Reproduce the entries in full, with no changes.

- _RECORDED INFORMATION_
· · · ·

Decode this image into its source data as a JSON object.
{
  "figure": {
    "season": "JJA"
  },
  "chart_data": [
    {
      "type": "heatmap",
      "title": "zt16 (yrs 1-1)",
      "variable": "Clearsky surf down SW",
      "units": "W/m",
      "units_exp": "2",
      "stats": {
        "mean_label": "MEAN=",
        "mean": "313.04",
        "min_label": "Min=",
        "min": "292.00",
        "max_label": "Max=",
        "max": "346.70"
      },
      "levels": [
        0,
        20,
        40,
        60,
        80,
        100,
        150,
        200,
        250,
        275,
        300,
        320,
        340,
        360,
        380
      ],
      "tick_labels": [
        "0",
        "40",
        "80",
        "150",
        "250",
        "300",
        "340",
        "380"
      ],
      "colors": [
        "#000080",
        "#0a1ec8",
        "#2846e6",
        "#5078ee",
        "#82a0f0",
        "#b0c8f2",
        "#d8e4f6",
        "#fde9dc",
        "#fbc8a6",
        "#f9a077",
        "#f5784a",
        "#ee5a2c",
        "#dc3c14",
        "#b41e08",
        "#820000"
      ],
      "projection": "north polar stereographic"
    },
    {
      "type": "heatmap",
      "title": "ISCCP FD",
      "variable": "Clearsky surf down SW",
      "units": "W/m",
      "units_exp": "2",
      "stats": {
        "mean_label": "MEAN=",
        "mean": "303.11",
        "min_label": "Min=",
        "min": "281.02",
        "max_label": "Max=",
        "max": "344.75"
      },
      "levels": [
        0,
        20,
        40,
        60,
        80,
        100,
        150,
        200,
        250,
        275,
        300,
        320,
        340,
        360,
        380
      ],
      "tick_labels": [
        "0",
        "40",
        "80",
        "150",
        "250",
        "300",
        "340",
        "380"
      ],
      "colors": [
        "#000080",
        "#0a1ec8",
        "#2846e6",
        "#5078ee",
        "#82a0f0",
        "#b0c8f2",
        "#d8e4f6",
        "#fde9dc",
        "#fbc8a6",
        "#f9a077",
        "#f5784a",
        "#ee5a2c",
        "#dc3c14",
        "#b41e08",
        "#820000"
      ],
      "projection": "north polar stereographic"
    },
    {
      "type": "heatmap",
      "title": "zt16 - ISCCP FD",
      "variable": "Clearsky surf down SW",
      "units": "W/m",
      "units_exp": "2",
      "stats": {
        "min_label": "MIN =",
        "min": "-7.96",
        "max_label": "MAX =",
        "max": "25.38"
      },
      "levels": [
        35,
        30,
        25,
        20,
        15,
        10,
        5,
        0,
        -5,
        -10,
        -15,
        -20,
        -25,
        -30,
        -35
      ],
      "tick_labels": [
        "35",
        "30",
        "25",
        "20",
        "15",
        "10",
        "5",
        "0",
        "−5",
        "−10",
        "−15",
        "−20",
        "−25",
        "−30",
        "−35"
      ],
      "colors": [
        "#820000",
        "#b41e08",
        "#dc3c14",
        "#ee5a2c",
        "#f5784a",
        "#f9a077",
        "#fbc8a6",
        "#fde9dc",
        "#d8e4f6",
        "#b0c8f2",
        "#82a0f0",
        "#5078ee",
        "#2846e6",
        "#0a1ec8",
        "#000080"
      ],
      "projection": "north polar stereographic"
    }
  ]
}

· · · ·

- _REPLY TO THE EXERCISE_
Decode this image into its source data as a JSON object.
{
  "figure": {
    "season": "JJA"
  },
  "chart_data": [
    {
      "type": "heatmap",
      "title": "zt16 (yrs 1-1)",
      "variable": "Clearsky surf down SW",
      "units": "W/m",
      "units_exp": "2",
      "stats": {
        "mean_label": "MEAN=",
        "mean": "313.04",
        "min_label": "Min=",
        "min": "292.00",
        "max_label": "Max=",
        "max": "346.70"
      },
      "levels": [
        0,
        20,
        40,
        60,
        80,
        100,
        150,
        200,
        250,
        275,
        300,
        320,
        340,
        360,
        380
      ],
      "tick_labels": [
        "0",
        "40",
        "80",
        "150",
        "250",
        "300",
        "340",
        "380"
      ],
      "colors": [
        "#000080",
        "#0a1ec8",
        "#2846e6",
        "#5078ee",
        "#82a0f0",
        "#b0c8f2",
        "#d8e4f6",
        "#fde9dc",
        "#fbc8a6",
        "#f9a077",
        "#f5784a",
        "#ee5a2c",
        "#dc3c14",
        "#b41e08",
        "#820000"
      ],
      "projection": "north polar stereographic"
    },
    {
      "type": "heatmap",
      "title": "ISCCP FD",
      "variable": "Clearsky surf down SW",
      "units": "W/m",
      "units_exp": "2",
      "stats": {
        "mean_label": "MEAN=",
        "mean": "303.11",
        "min_label": "Min=",
        "min": "281.02",
        "max_label": "Max=",
        "max": "344.75"
      },
      "levels": [
        0,
        20,
        40,
        60,
        80,
        100,
        150,
        200,
        250,
        275,
        300,
        320,
        340,
        360,
        380
      ],
      "tick_labels": [
        "0",
        "40",
        "80",
        "150",
        "250",
        "300",
        "340",
        "380"
      ],
      "colors": [
        "#000080",
        "#0a1ec8",
        "#2846e6",
        "#5078ee",
        "#82a0f0",
        "#b0c8f2",
        "#d8e4f6",
        "#fde9dc",
        "#fbc8a6",
        "#f9a077",
        "#f5784a",
        "#ee5a2c",
        "#dc3c14",
        "#b41e08",
        "#820000"
      ],
      "projection": "north polar stereographic"
    },
    {
      "type": "heatmap",
      "title": "zt16 - ISCCP FD",
      "variable": "Clearsky surf down SW",
      "units": "W/m",
      "units_exp": "2",
      "stats": {
        "min_label": "MIN =",
        "min": "-7.96",
        "max_label": "MAX =",
        "max": "25.38"
      },
      "levels": [
        35,
        30,
        25,
        20,
        15,
        10,
        5,
        0,
        -5,
        -10,
        -15,
        -20,
        -25,
        -30,
        -35
      ],
      "tick_labels": [
        "35",
        "30",
        "25",
        "20",
        "15",
        "10",
        "5",
        "0",
        "−5",
        "−10",
        "−15",
        "−20",
        "−25",
        "−30",
        "−35"
      ],
      "colors": [
        "#820000",
        "#b41e08",
        "#dc3c14",
        "#ee5a2c",
        "#f5784a",
        "#f9a077",
        "#fbc8a6",
        "#fde9dc",
        "#d8e4f6",
        "#b0c8f2",
        "#82a0f0",
        "#5078ee",
        "#2846e6",
        "#0a1ec8",
        "#000080"
      ],
      "projection": "north polar stereographic"
    }
  ]
}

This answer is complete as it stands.